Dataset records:
--- Begin ---
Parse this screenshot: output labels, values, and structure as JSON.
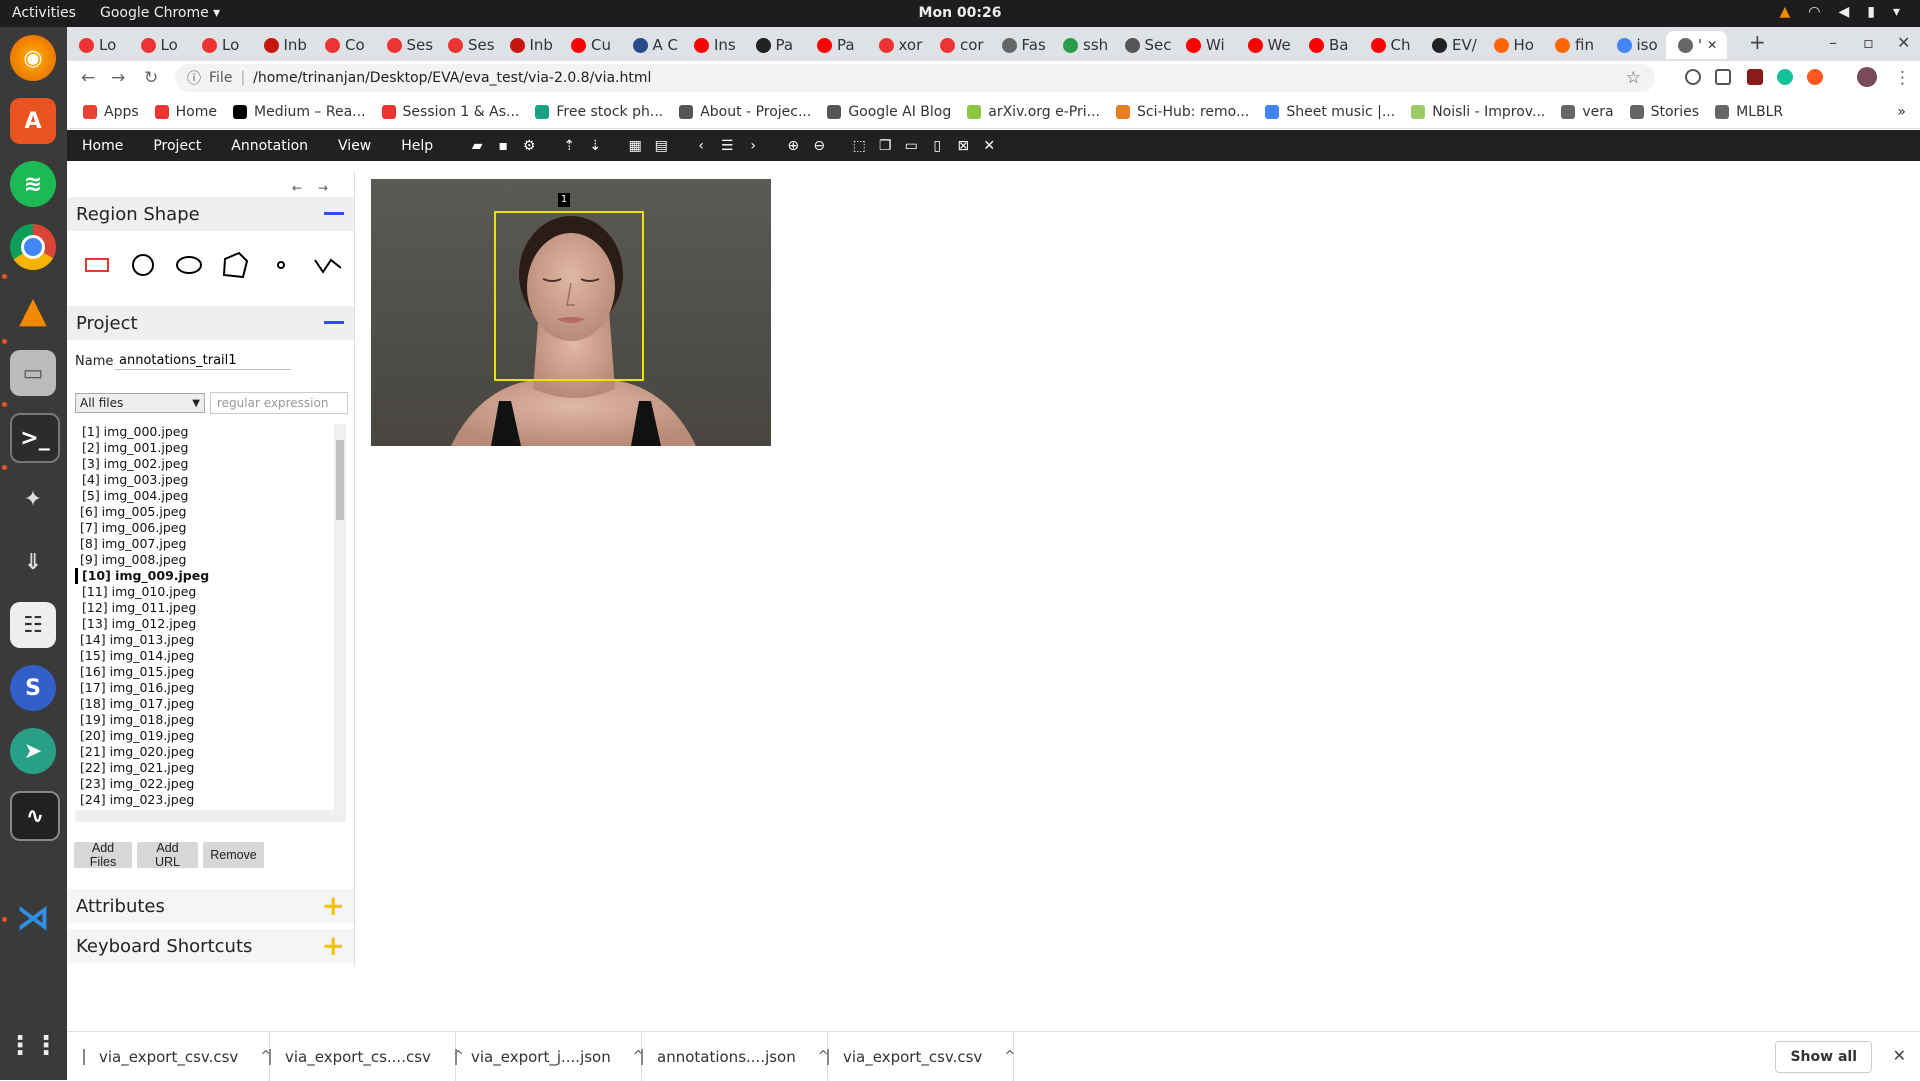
{
  "topbar": {
    "activities": "Activities",
    "app": "Google Chrome ▾",
    "clock": "Mon 00:26"
  },
  "tabs": [
    "Lo",
    "Lo",
    "Lo",
    "Inb",
    "Co",
    "Ses",
    "Ses",
    "Inb",
    "Cu",
    "A C",
    "Ins",
    "Pa",
    "Pa",
    "xor",
    "cor",
    "Fas",
    "ssh",
    "Sec",
    "Wi",
    "We",
    "Ba",
    "Ch",
    "EV/",
    "Ho",
    "fin",
    "iso",
    "'"
  ],
  "address": {
    "scheme": "File",
    "url": "/home/trinanjan/Desktop/EVA/eva_test/via-2.0.8/via.html"
  },
  "bookmarks": [
    "Apps",
    "Home",
    "Medium – Rea...",
    "Session 1 & As...",
    "Free stock ph...",
    "About - Projec...",
    "Google AI Blog",
    "arXiv.org e-Pri...",
    "Sci-Hub: remo...",
    "Sheet music |...",
    "Noisli - Improv...",
    "vera",
    "Stories",
    "MLBLR"
  ],
  "menubar": {
    "items": [
      "Home",
      "Project",
      "Annotation",
      "View",
      "Help"
    ]
  },
  "panel": {
    "nav": "← → ◂",
    "region_shape_title": "Region Shape",
    "project_title": "Project",
    "name_label": "Name:",
    "project_name": "annotations_trail1",
    "filter_selected": "All files",
    "regex_placeholder": "regular expression",
    "files": [
      "[1] img_000.jpeg",
      "[2] img_001.jpeg",
      "[3] img_002.jpeg",
      "[4] img_003.jpeg",
      "[5] img_004.jpeg",
      "[6] img_005.jpeg",
      "[7] img_006.jpeg",
      "[8] img_007.jpeg",
      "[9] img_008.jpeg",
      "[10] img_009.jpeg",
      "[11] img_010.jpeg",
      "[12] img_011.jpeg",
      "[13] img_012.jpeg",
      "[14] img_013.jpeg",
      "[15] img_014.jpeg",
      "[16] img_015.jpeg",
      "[17] img_016.jpeg",
      "[18] img_017.jpeg",
      "[19] img_018.jpeg",
      "[20] img_019.jpeg",
      "[21] img_020.jpeg",
      "[22] img_021.jpeg",
      "[23] img_022.jpeg",
      "[24] img_023.jpeg"
    ],
    "add_files": "Add Files",
    "add_url": "Add URL",
    "remove": "Remove",
    "attributes_title": "Attributes",
    "shortcuts_title": "Keyboard Shortcuts"
  },
  "canvas": {
    "region_label": "1",
    "region_color": "#e5e500"
  },
  "downloads": [
    "via_export_csv.csv",
    "via_export_cs....csv",
    "via_export_j....json",
    "annotations....json",
    "via_export_csv.csv"
  ],
  "show_all": "Show all",
  "colors": {
    "menubar": "#212121",
    "accent_minus": "#2d4ef5",
    "accent_plus": "#f1c40f",
    "dock": "#3a3a3a"
  }
}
--- End ---
Task brief: Copy the records exactly. Skip the pictures.

Correct result:
Parse this screenshot: output labels, values, and structure as JSON.
{
  "topbar": {
    "activities": "Activities",
    "app": "Google Chrome ▾",
    "clock": "Mon 00:26"
  },
  "tabs": [
    "Lo",
    "Lo",
    "Lo",
    "Inb",
    "Co",
    "Ses",
    "Ses",
    "Inb",
    "Cu",
    "A C",
    "Ins",
    "Pa",
    "Pa",
    "xor",
    "cor",
    "Fas",
    "ssh",
    "Sec",
    "Wi",
    "We",
    "Ba",
    "Ch",
    "EV/",
    "Ho",
    "fin",
    "iso",
    "'"
  ],
  "address": {
    "scheme": "File",
    "url": "/home/trinanjan/Desktop/EVA/eva_test/via-2.0.8/via.html"
  },
  "bookmarks": [
    "Apps",
    "Home",
    "Medium – Rea...",
    "Session 1 & As...",
    "Free stock ph...",
    "About - Projec...",
    "Google AI Blog",
    "arXiv.org e-Pri...",
    "Sci-Hub: remo...",
    "Sheet music |...",
    "Noisli - Improv...",
    "vera",
    "Stories",
    "MLBLR"
  ],
  "menubar": {
    "items": [
      "Home",
      "Project",
      "Annotation",
      "View",
      "Help"
    ]
  },
  "panel": {
    "nav": "← → ◂",
    "region_shape_title": "Region Shape",
    "project_title": "Project",
    "name_label": "Name:",
    "project_name": "annotations_trail1",
    "filter_selected": "All files",
    "regex_placeholder": "regular expression",
    "files": [
      "[1] img_000.jpeg",
      "[2] img_001.jpeg",
      "[3] img_002.jpeg",
      "[4] img_003.jpeg",
      "[5] img_004.jpeg",
      "[6] img_005.jpeg",
      "[7] img_006.jpeg",
      "[8] img_007.jpeg",
      "[9] img_008.jpeg",
      "[10] img_009.jpeg",
      "[11] img_010.jpeg",
      "[12] img_011.jpeg",
      "[13] img_012.jpeg",
      "[14] img_013.jpeg",
      "[15] img_014.jpeg",
      "[16] img_015.jpeg",
      "[17] img_016.jpeg",
      "[18] img_017.jpeg",
      "[19] img_018.jpeg",
      "[20] img_019.jpeg",
      "[21] img_020.jpeg",
      "[22] img_021.jpeg",
      "[23] img_022.jpeg",
      "[24] img_023.jpeg"
    ],
    "add_files": "Add Files",
    "add_url": "Add URL",
    "remove": "Remove",
    "attributes_title": "Attributes",
    "shortcuts_title": "Keyboard Shortcuts"
  },
  "canvas": {
    "region_label": "1",
    "region_color": "#e5e500"
  },
  "downloads": [
    "via_export_csv.csv",
    "via_export_cs....csv",
    "via_export_j....json",
    "annotations....json",
    "via_export_csv.csv"
  ],
  "show_all": "Show all",
  "colors": {
    "menubar": "#212121",
    "accent_minus": "#2d4ef5",
    "accent_plus": "#f1c40f",
    "dock": "#3a3a3a"
  }
}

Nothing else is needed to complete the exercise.